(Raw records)
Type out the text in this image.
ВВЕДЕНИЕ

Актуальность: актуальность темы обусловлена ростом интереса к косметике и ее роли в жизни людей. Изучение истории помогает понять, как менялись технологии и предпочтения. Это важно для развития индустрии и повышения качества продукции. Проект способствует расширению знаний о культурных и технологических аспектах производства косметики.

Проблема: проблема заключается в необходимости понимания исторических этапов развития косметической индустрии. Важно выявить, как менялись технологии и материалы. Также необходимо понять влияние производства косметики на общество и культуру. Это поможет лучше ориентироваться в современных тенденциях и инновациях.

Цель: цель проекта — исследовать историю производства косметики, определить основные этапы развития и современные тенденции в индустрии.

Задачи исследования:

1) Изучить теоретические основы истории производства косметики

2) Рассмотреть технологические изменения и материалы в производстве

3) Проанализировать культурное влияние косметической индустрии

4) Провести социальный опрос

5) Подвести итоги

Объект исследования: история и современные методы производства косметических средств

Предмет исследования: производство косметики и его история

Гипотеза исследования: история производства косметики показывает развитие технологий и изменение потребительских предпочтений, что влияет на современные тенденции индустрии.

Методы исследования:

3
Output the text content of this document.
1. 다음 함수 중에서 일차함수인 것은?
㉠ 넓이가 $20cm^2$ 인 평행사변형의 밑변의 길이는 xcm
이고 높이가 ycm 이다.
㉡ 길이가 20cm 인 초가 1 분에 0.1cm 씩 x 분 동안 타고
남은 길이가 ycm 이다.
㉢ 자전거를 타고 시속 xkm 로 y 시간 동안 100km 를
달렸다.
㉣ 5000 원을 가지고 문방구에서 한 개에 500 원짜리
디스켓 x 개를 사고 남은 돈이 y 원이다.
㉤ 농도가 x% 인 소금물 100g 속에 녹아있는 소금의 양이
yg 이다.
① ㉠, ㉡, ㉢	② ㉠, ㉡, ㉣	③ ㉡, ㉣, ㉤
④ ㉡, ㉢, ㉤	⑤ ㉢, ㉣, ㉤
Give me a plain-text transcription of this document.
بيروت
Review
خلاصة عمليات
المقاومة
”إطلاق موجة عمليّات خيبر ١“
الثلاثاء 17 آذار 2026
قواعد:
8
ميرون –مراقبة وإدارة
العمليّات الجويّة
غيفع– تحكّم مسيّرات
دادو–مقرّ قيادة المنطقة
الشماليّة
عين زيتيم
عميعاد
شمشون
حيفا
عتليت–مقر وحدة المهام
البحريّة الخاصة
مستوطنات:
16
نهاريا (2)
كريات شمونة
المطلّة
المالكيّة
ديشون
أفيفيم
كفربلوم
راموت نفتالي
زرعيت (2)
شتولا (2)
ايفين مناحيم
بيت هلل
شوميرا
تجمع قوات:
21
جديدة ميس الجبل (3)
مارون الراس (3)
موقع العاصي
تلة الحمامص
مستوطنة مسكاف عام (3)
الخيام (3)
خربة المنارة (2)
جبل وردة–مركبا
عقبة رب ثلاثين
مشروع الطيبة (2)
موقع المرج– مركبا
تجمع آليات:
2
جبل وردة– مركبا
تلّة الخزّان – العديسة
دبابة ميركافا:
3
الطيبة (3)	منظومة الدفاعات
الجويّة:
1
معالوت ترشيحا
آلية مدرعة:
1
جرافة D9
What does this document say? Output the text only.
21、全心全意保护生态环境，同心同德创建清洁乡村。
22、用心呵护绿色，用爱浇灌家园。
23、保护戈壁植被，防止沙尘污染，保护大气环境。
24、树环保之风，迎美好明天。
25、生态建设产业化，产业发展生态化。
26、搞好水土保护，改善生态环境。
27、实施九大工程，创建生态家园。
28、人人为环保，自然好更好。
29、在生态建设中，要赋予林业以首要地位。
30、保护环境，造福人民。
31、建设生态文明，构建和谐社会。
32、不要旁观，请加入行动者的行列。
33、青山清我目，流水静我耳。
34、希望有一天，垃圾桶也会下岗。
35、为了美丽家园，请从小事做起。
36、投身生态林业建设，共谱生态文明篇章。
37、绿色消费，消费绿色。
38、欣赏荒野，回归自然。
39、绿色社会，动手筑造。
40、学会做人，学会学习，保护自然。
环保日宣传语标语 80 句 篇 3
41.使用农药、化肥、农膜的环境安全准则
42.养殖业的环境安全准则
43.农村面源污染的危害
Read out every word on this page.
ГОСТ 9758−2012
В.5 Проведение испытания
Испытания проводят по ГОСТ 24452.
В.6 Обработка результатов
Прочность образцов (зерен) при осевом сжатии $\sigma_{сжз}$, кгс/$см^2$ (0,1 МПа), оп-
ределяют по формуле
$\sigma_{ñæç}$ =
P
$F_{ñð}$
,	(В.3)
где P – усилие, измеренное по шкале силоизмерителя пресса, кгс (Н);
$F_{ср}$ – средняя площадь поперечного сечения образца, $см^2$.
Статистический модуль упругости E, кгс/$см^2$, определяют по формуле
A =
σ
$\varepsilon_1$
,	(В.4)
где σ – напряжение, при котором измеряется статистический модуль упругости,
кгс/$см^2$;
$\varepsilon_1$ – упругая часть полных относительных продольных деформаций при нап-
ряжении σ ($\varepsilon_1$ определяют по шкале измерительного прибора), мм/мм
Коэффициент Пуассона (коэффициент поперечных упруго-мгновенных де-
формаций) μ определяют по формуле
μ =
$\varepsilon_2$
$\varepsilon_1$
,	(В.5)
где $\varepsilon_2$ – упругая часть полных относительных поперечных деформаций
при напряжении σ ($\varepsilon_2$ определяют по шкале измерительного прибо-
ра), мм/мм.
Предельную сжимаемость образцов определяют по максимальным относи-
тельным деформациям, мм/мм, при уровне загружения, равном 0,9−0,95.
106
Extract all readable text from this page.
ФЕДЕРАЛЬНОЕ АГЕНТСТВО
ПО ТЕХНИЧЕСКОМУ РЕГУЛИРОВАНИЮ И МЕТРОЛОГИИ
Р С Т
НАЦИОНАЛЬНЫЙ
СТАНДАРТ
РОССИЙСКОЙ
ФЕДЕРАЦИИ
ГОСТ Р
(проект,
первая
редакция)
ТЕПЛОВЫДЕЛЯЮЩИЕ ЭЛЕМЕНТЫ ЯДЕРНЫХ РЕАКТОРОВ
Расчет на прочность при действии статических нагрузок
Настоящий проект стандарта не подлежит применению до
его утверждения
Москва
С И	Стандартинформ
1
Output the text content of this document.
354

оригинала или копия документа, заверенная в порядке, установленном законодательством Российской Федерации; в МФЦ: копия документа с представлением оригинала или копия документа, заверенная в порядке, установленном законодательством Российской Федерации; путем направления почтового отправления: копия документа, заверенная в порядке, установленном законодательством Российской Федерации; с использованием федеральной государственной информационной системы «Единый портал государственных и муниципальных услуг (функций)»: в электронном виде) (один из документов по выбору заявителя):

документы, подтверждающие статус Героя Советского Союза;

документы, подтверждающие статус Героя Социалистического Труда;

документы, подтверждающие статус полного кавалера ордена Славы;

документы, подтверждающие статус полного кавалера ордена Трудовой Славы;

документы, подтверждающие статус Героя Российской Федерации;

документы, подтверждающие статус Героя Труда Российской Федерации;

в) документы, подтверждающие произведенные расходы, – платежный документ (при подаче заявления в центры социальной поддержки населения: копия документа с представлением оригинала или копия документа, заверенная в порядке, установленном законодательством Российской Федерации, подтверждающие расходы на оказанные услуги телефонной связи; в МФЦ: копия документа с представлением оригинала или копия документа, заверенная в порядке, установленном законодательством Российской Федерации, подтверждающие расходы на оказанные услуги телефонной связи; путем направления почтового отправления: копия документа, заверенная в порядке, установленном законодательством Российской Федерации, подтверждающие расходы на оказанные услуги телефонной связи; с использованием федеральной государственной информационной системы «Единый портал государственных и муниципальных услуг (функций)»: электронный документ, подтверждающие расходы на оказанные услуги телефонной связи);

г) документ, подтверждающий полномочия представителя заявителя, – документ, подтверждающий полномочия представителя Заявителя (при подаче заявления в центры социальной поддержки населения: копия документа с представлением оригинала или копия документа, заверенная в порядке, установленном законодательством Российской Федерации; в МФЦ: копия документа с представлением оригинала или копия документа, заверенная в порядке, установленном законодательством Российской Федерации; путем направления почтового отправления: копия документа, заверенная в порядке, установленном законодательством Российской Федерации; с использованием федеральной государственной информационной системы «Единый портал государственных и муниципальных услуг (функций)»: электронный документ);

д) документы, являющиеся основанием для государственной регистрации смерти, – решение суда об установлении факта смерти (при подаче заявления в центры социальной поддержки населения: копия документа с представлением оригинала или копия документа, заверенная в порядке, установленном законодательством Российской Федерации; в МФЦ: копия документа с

TASK TO COMPLETE
Among the entries, how many lines include the word "косметики"? Answer with a single number and nothing further.

CORRECT OUTPUT
6